* _PASAJE CITADO_:
========================
El asunto es que esta es una coyuntura que parece una oportunidad única para establecer políticas con visión de largo plazo, tanto desde la perspectiva del consumidor, como la del productor y el Estado.
Empezar a cambiar prácticas, empieza por nosotros. Utilizar bolsas de tela hará que se utilicen menos en el mercado y eventualmente ya no se utilicen; así como exigir bienes con un mayor estándar de durabilidad, obligará al mercado a producirlos, y dejar de hacer los que tienen estándares más bajos.
Si optimizamos nuestro consumo, ayudaremos al mercado a tomar mejores acciones ya que nuestro dinero es el mecanismo que hace que éste funcione. Si compramos A se produce A, si dejamos de comprar B, se deja de producir B.
Estamos estableciendo únicamente objetivos de corto plazo como si no existiera un mañana. El asunto es que el mañana nos compete tanto como el hoy.
Si las personas, empresas y Estado siguen buscando sus rentas personales, no solo no le vamos a dejar un planeta viable a las futuras generaciones, sino que es posible que deje de ser viable también para nosotros.
Como dicen las alcantarillas francesas, “no arrojes nada, no vacíes nada, el mar empieza AQUÍ”.
========================
* _EXTRACTO DE DATOS_:
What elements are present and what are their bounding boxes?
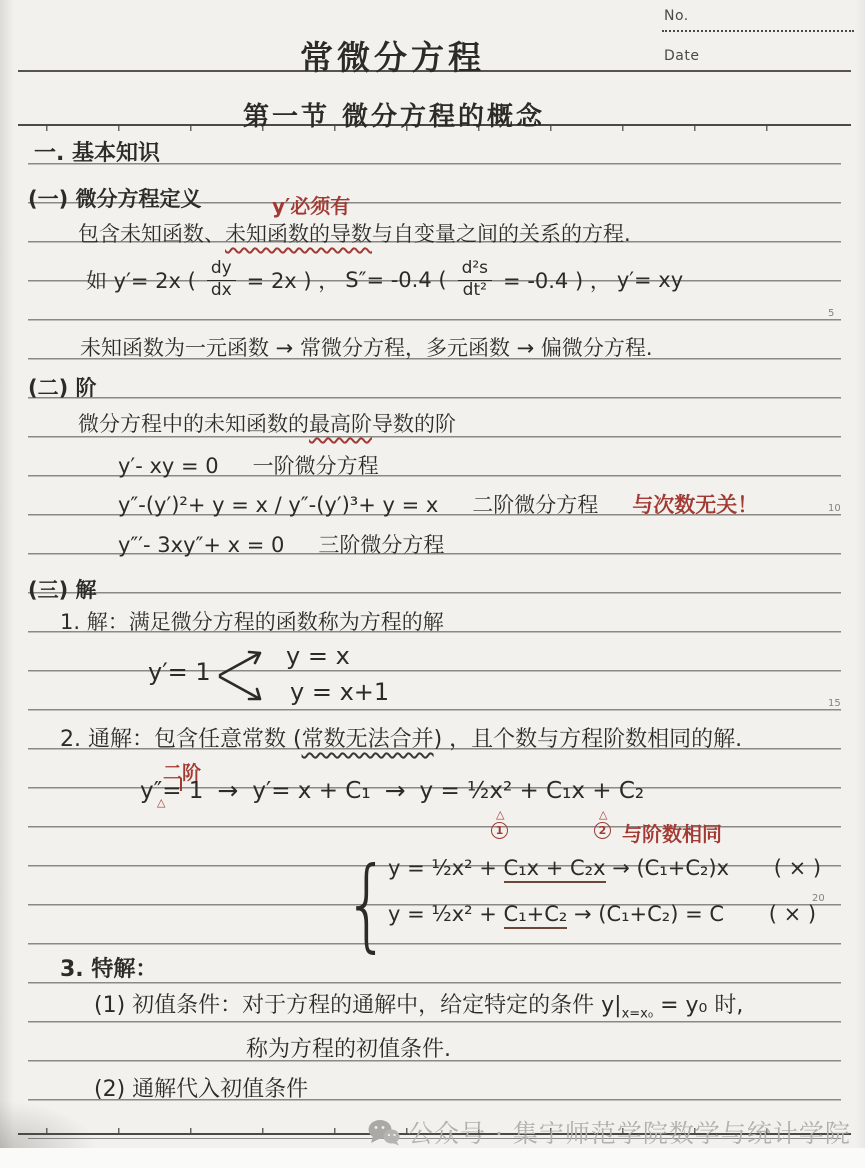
========================
Reproduce sin cambios el fragmento del pasaje citado que comienza en las palabras "Empezar a cambiar" y termina después de "de producir B.".

* _RESULTADO DEL EJERCICIO_:
Empezar a cambiar prácticas, empieza por nosotros. Utilizar bolsas de tela hará que se utilicen menos en el mercado y eventualmente ya no se utilicen; así como exigir bienes con un mayor estándar de durabilidad, obligará al mercado a producirlos, y dejar de hacer los que tienen estándares más bajos.
Si optimizamos nuestro consumo, ayudaremos al mercado a tomar mejores acciones ya que nuestro dinero es el mecanismo que hace que éste funcione. Si compramos A se produce A, si dejamos de comprar B, se deja de producir B.